(Task data):
__________________________________________________

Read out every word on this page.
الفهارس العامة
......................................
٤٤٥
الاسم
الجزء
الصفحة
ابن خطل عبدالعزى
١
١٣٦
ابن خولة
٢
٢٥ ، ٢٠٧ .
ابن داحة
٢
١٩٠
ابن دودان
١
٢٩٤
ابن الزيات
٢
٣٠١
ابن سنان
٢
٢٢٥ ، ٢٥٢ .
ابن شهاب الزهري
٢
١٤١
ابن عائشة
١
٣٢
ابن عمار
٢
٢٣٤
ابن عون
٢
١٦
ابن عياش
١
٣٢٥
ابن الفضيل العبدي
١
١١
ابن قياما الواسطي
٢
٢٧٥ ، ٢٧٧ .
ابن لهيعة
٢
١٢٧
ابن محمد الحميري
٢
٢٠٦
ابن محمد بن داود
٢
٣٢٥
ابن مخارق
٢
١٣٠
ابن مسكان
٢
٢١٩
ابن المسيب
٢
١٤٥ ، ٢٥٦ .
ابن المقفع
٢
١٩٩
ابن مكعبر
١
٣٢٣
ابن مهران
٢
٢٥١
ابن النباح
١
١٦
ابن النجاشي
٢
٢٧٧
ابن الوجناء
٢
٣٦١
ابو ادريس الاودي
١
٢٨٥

__________________________________________________

(Direction):
Repeat all the entries exactly as given.

(Complete response):
Read out every word on this page.
الفهارس العامة
......................................
٤٤٥
الاسم
الجزء
الصفحة
ابن خطل عبدالعزى
١
١٣٦
ابن خولة
٢
٢٥ ، ٢٠٧ .
ابن داحة
٢
١٩٠
ابن دودان
١
٢٩٤
ابن الزيات
٢
٣٠١
ابن سنان
٢
٢٢٥ ، ٢٥٢ .
ابن شهاب الزهري
٢
١٤١
ابن عائشة
١
٣٢
ابن عمار
٢
٢٣٤
ابن عون
٢
١٦
ابن عياش
١
٣٢٥
ابن الفضيل العبدي
١
١١
ابن قياما الواسطي
٢
٢٧٥ ، ٢٧٧ .
ابن لهيعة
٢
١٢٧
ابن محمد الحميري
٢
٢٠٦
ابن محمد بن داود
٢
٣٢٥
ابن مخارق
٢
١٣٠
ابن مسكان
٢
٢١٩
ابن المسيب
٢
١٤٥ ، ٢٥٦ .
ابن المقفع
٢
١٩٩
ابن مكعبر
١
٣٢٣
ابن مهران
٢
٢٥١
ابن النباح
١
١٦
ابن النجاشي
٢
٢٧٧
ابن الوجناء
٢
٣٦١
ابو ادريس الاودي
١
٢٨٥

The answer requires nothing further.